# [GIVEN PROBLEM]
Do not carry the pictures over; copy every other part of the entries exactly.

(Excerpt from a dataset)

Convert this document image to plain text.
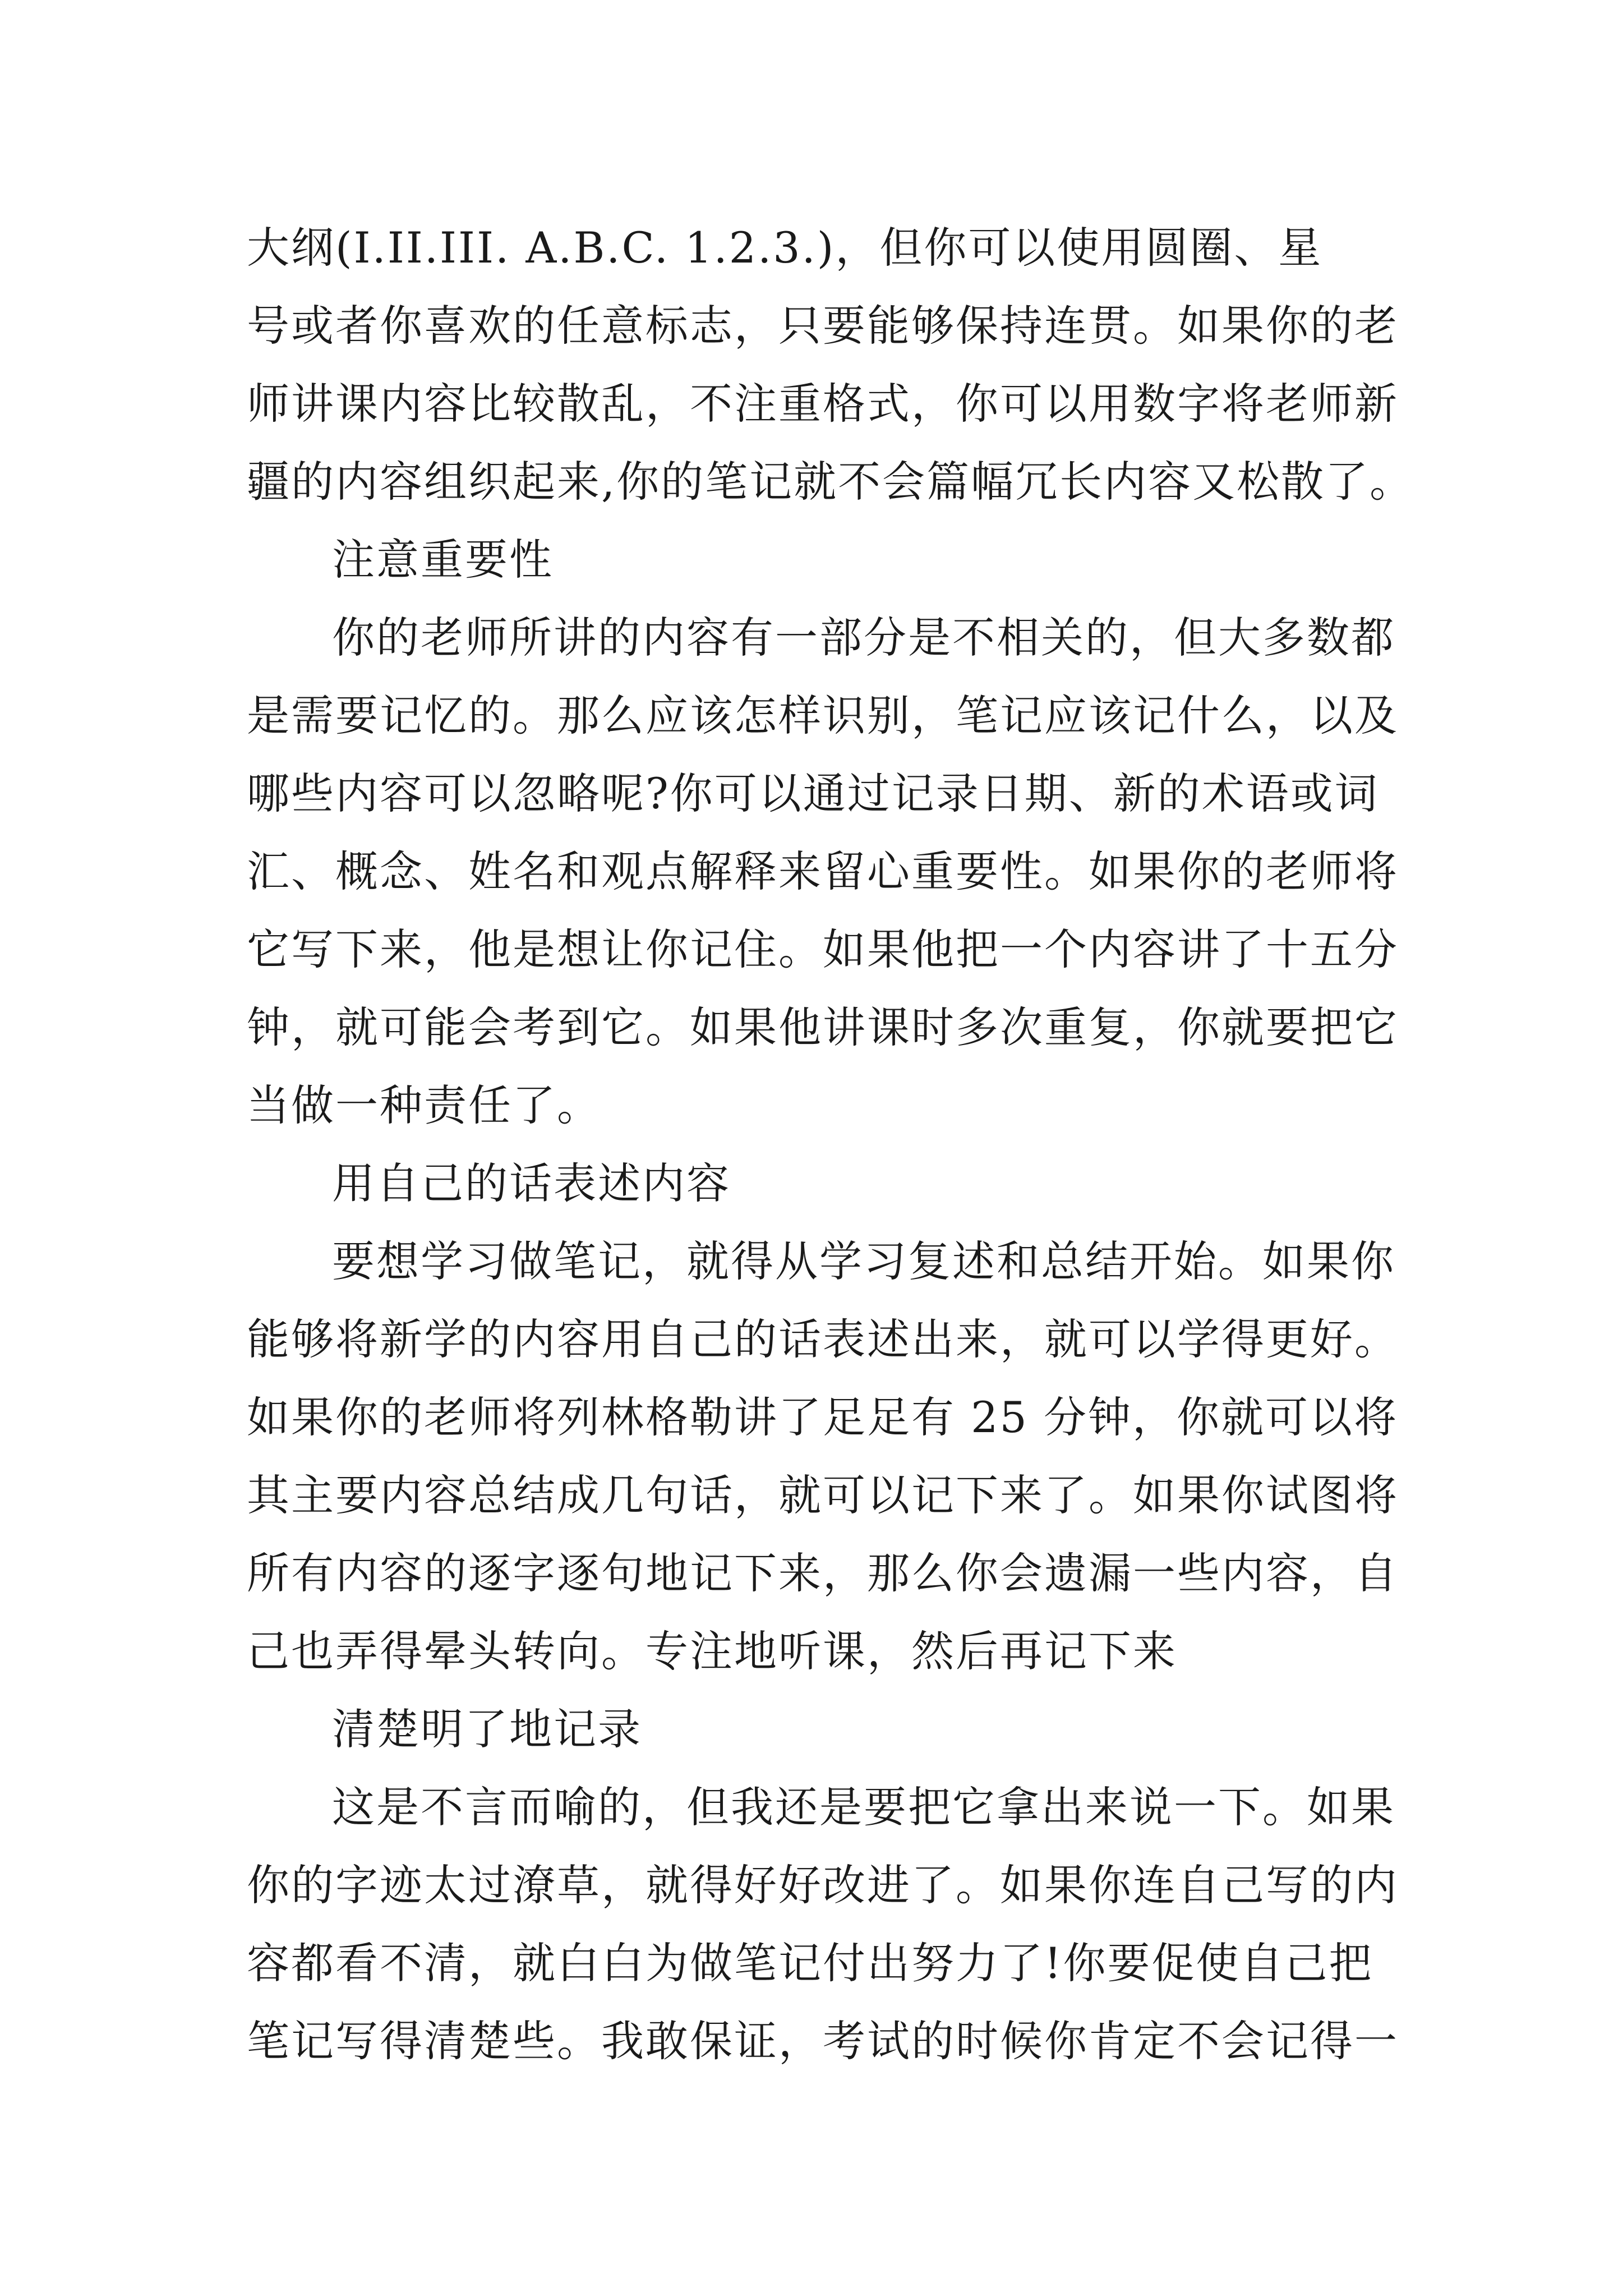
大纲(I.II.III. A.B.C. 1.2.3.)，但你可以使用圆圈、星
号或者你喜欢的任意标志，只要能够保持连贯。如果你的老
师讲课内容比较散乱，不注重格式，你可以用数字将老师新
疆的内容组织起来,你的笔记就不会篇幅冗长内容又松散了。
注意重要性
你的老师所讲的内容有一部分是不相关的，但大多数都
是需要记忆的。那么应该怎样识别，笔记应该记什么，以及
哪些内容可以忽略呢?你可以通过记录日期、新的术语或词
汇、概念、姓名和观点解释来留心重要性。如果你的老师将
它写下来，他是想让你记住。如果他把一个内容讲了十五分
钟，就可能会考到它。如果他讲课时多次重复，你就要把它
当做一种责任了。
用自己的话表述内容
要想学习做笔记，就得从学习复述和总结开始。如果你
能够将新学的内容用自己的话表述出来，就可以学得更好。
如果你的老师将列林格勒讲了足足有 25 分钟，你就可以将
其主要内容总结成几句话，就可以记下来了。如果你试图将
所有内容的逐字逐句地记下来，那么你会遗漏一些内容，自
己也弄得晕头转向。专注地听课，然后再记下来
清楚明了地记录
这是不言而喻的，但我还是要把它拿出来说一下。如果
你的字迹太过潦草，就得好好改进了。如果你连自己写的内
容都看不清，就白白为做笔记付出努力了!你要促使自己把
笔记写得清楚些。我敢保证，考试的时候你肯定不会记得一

# [SOLUTION FOR THIS PROBLEM]
Convert this document image to plain text.
大纲(I.II.III. A.B.C. 1.2.3.)，但你可以使用圆圈、星
号或者你喜欢的任意标志，只要能够保持连贯。如果你的老
师讲课内容比较散乱，不注重格式，你可以用数字将老师新
疆的内容组织起来,你的笔记就不会篇幅冗长内容又松散了。
注意重要性
你的老师所讲的内容有一部分是不相关的，但大多数都
是需要记忆的。那么应该怎样识别，笔记应该记什么，以及
哪些内容可以忽略呢?你可以通过记录日期、新的术语或词
汇、概念、姓名和观点解释来留心重要性。如果你的老师将
它写下来，他是想让你记住。如果他把一个内容讲了十五分
钟，就可能会考到它。如果他讲课时多次重复，你就要把它
当做一种责任了。
用自己的话表述内容
要想学习做笔记，就得从学习复述和总结开始。如果你
能够将新学的内容用自己的话表述出来，就可以学得更好。
如果你的老师将列林格勒讲了足足有 25 分钟，你就可以将
其主要内容总结成几句话，就可以记下来了。如果你试图将
所有内容的逐字逐句地记下来，那么你会遗漏一些内容，自
己也弄得晕头转向。专注地听课，然后再记下来
清楚明了地记录
这是不言而喻的，但我还是要把它拿出来说一下。如果
你的字迹太过潦草，就得好好改进了。如果你连自己写的内
容都看不清，就白白为做笔记付出努力了!你要促使自己把
笔记写得清楚些。我敢保证，考试的时候你肯定不会记得一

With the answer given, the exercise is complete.